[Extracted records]
— BEGIN —
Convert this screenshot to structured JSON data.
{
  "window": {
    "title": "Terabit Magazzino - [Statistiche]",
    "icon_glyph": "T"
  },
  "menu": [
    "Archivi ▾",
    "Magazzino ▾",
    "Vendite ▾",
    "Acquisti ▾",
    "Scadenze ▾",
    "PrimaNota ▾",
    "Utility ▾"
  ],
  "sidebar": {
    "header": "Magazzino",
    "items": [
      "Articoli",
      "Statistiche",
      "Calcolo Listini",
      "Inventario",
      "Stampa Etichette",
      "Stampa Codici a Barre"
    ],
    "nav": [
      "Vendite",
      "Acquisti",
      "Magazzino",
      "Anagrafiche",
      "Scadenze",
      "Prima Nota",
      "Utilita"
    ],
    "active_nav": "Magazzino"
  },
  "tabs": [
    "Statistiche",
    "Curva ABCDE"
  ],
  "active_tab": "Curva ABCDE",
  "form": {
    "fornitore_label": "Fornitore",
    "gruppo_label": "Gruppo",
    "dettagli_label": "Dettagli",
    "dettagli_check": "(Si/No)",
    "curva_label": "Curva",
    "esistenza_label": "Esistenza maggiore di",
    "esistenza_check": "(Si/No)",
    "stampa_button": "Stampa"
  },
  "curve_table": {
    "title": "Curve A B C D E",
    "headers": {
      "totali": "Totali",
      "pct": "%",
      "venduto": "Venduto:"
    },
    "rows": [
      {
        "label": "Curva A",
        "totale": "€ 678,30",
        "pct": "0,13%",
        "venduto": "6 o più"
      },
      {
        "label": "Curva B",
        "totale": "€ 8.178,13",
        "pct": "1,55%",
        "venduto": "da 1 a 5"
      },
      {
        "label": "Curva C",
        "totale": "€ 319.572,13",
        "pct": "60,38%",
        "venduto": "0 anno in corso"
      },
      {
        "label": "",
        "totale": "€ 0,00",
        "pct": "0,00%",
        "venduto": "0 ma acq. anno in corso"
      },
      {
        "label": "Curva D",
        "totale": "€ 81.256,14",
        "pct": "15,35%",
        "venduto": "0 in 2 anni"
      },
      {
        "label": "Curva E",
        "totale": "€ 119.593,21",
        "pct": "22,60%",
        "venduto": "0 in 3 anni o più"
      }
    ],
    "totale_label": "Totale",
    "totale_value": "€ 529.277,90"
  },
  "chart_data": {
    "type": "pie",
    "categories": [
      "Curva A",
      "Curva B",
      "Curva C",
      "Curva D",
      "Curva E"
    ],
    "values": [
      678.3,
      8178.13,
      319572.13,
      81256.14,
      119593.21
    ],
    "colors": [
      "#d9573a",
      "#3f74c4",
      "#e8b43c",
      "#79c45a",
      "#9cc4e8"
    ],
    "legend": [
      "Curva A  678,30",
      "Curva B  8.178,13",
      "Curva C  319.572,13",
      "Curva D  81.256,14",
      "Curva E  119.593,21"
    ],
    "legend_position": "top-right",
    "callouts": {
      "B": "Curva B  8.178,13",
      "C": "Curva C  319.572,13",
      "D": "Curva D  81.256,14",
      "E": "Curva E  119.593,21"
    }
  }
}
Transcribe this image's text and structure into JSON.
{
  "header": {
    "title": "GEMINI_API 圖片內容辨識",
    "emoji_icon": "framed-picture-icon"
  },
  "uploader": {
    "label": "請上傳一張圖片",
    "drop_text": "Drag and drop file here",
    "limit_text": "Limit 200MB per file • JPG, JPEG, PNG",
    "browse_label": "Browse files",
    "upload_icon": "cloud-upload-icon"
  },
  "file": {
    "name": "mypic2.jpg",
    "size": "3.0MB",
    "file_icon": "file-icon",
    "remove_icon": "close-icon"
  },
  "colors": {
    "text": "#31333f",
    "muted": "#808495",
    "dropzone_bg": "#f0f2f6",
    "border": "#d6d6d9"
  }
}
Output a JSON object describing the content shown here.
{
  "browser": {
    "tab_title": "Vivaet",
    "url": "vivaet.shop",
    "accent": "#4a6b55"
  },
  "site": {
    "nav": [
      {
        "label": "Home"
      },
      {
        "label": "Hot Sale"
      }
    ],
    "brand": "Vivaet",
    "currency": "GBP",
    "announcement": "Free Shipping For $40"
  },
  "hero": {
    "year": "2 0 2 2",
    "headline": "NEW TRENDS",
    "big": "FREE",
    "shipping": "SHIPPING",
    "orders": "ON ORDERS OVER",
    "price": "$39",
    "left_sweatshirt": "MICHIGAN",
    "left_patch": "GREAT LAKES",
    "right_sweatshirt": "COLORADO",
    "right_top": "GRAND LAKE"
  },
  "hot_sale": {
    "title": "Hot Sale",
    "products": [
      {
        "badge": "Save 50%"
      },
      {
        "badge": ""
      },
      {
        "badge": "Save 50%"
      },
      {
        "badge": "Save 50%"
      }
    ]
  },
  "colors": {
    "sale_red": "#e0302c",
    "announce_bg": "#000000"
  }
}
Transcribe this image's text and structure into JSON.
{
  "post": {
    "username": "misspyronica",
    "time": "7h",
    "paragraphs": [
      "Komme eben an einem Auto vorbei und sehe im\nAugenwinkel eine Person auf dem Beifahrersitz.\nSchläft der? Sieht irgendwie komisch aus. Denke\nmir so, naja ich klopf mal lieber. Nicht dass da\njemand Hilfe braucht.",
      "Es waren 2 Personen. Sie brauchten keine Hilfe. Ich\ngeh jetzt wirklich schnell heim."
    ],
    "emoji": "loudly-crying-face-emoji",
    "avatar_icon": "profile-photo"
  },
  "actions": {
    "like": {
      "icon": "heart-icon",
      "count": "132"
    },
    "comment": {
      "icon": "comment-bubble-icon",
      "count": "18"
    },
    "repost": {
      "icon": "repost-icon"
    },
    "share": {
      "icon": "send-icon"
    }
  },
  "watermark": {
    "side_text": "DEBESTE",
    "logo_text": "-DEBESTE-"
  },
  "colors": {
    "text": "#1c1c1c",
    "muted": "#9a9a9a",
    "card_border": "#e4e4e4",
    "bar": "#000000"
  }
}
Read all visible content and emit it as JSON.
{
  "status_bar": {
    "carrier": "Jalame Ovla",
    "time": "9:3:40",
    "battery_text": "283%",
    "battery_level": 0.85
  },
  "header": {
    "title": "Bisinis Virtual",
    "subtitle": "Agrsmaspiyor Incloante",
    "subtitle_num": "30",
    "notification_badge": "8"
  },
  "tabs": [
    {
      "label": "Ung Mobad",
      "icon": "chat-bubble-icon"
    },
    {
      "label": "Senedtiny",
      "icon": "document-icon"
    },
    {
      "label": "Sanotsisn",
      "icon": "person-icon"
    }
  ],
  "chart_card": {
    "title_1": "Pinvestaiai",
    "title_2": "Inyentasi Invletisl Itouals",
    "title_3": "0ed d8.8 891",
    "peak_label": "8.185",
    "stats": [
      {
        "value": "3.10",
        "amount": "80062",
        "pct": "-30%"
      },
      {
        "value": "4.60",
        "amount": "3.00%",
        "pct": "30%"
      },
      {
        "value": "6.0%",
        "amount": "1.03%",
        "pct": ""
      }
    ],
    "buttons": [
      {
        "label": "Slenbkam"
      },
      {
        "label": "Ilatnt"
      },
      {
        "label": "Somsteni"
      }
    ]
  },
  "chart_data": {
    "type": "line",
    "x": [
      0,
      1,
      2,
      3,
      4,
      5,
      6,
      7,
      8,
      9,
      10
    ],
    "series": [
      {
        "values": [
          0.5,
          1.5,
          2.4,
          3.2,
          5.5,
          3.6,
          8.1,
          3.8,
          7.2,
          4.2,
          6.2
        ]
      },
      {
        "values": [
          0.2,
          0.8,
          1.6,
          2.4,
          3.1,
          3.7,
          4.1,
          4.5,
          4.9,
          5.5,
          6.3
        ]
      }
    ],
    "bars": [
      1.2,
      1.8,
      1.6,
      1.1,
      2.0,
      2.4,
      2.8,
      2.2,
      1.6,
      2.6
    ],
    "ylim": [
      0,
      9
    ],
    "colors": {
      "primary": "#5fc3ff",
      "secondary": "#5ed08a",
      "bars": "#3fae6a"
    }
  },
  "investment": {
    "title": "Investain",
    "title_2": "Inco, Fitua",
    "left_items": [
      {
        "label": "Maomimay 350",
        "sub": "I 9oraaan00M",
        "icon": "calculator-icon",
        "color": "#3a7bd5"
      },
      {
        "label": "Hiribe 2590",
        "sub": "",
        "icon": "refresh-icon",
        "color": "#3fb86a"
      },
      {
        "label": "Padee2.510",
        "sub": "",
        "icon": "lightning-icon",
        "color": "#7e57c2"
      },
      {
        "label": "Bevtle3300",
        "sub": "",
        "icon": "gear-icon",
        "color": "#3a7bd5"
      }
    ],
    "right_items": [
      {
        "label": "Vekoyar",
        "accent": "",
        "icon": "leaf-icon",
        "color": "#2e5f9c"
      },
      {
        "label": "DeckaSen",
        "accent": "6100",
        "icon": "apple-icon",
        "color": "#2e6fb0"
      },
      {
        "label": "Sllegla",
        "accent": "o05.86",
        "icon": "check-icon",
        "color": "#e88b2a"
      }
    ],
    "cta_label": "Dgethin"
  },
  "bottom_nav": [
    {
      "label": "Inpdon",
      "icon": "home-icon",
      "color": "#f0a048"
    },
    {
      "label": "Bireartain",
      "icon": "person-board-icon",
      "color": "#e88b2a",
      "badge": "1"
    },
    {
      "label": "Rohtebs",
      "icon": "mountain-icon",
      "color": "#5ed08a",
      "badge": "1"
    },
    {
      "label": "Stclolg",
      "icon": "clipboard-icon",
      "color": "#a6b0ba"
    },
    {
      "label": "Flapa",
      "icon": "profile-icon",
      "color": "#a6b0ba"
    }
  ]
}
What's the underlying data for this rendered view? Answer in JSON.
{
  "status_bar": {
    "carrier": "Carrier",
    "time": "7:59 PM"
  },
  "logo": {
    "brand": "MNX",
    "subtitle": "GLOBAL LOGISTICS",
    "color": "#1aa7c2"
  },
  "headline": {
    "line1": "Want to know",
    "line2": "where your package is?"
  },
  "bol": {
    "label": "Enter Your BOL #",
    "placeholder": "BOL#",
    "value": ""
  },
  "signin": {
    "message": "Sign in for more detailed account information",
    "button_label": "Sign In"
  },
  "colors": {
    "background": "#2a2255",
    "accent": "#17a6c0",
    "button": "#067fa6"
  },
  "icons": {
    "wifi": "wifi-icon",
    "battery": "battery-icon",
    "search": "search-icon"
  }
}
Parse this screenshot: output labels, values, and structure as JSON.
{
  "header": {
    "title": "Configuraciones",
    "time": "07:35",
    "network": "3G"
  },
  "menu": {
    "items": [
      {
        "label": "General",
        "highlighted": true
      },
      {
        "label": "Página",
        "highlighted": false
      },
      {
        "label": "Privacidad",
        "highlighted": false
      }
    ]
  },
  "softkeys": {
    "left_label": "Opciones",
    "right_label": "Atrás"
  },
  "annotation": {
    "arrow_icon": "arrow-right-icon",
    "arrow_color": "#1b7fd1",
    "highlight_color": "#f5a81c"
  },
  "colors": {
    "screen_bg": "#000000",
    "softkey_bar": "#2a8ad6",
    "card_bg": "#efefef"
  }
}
— END —
Written instruction:
Scan the listing above for the word "profile" and copy every line that holds it.

Finished exercise:
    "avatar_icon": "profile-photo"
      "icon": "profile-icon",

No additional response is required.